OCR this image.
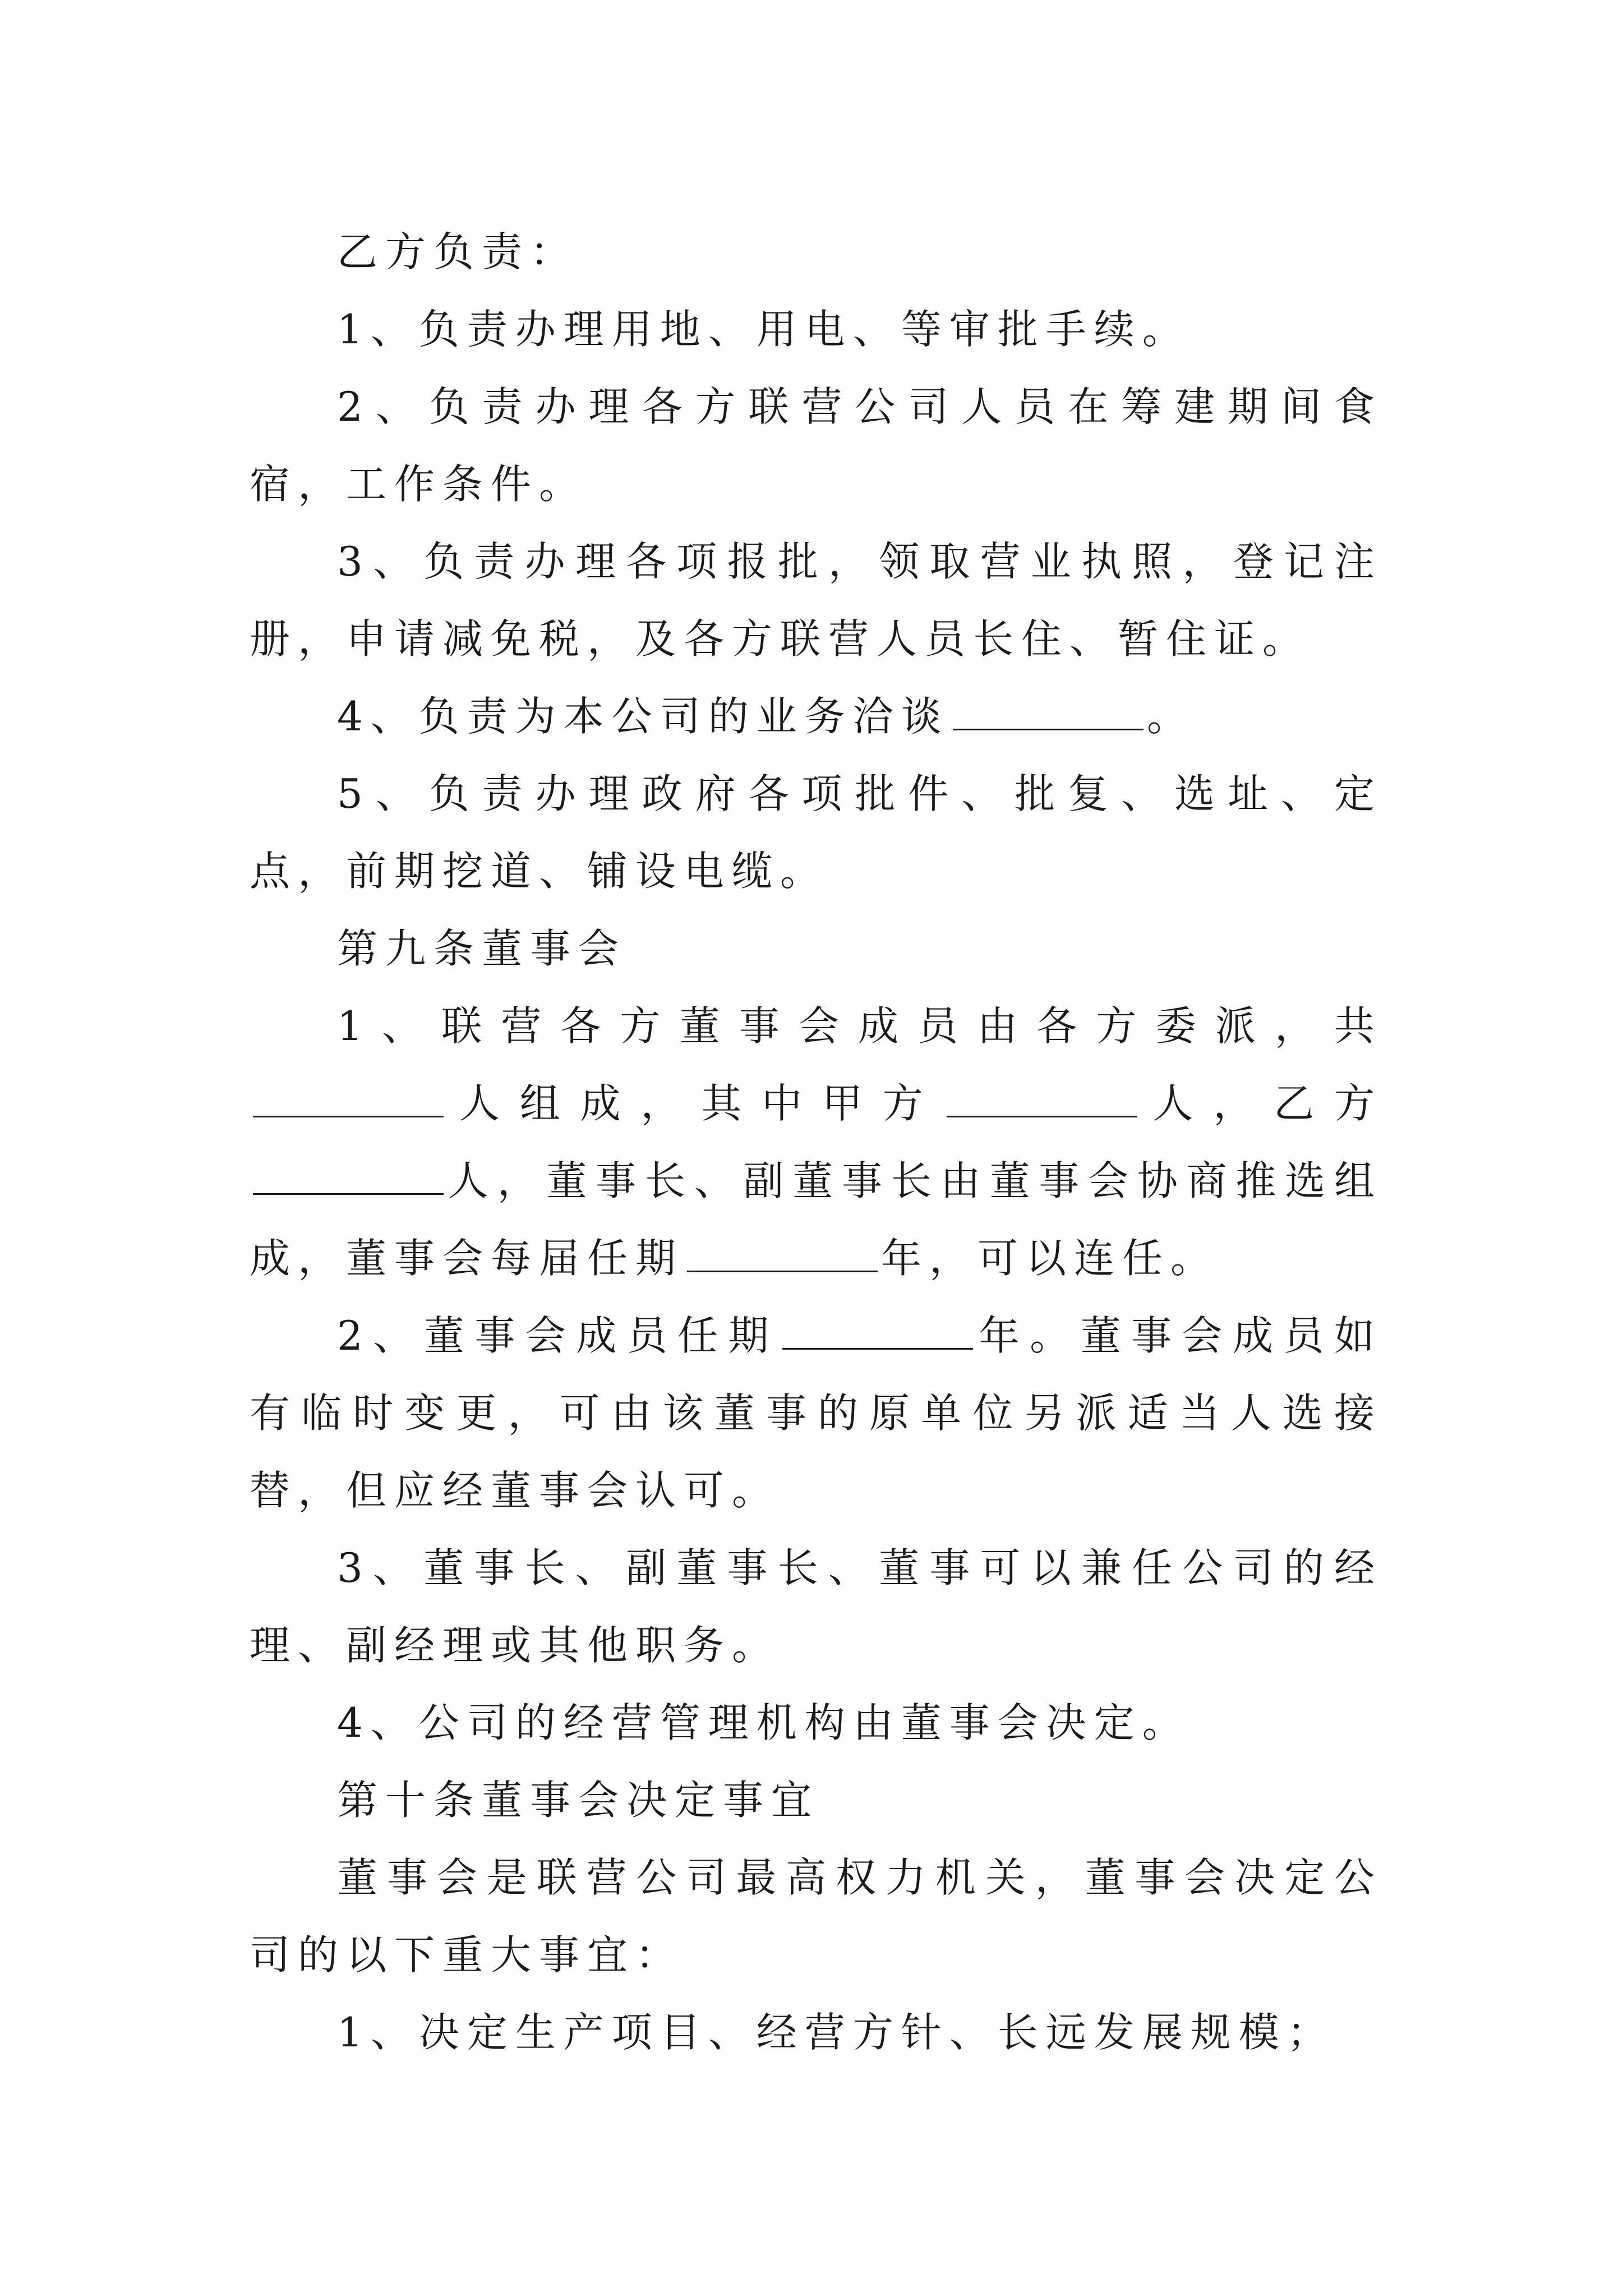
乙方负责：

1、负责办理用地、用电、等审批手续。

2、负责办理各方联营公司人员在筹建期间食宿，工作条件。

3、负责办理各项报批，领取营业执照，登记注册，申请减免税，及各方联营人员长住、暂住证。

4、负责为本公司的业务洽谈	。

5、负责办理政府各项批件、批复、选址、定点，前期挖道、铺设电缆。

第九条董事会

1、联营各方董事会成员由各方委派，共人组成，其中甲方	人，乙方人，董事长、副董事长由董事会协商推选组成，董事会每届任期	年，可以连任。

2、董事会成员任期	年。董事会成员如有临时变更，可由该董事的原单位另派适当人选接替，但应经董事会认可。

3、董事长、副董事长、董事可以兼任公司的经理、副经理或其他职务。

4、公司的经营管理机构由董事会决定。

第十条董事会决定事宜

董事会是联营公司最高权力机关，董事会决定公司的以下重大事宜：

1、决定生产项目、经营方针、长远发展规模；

----------------

WRITTEN PROBLEM: All records must be output exactly as they are, except for the pictures, which are left out.

RESULT OF THIS TASK:
OCR this image.
乙方负责：

1、负责办理用地、用电、等审批手续。

2、负责办理各方联营公司人员在筹建期间食宿，工作条件。

3、负责办理各项报批，领取营业执照，登记注册，申请减免税，及各方联营人员长住、暂住证。

4、负责为本公司的业务洽谈	。

5、负责办理政府各项批件、批复、选址、定点，前期挖道、铺设电缆。

第九条董事会

1、联营各方董事会成员由各方委派，共人组成，其中甲方	人，乙方人，董事长、副董事长由董事会协商推选组成，董事会每届任期	年，可以连任。

2、董事会成员任期	年。董事会成员如有临时变更，可由该董事的原单位另派适当人选接替，但应经董事会认可。

3、董事长、副董事长、董事可以兼任公司的经理、副经理或其他职务。

4、公司的经营管理机构由董事会决定。

第十条董事会决定事宜

董事会是联营公司最高权力机关，董事会决定公司的以下重大事宜：

1、决定生产项目、经营方针、长远发展规模；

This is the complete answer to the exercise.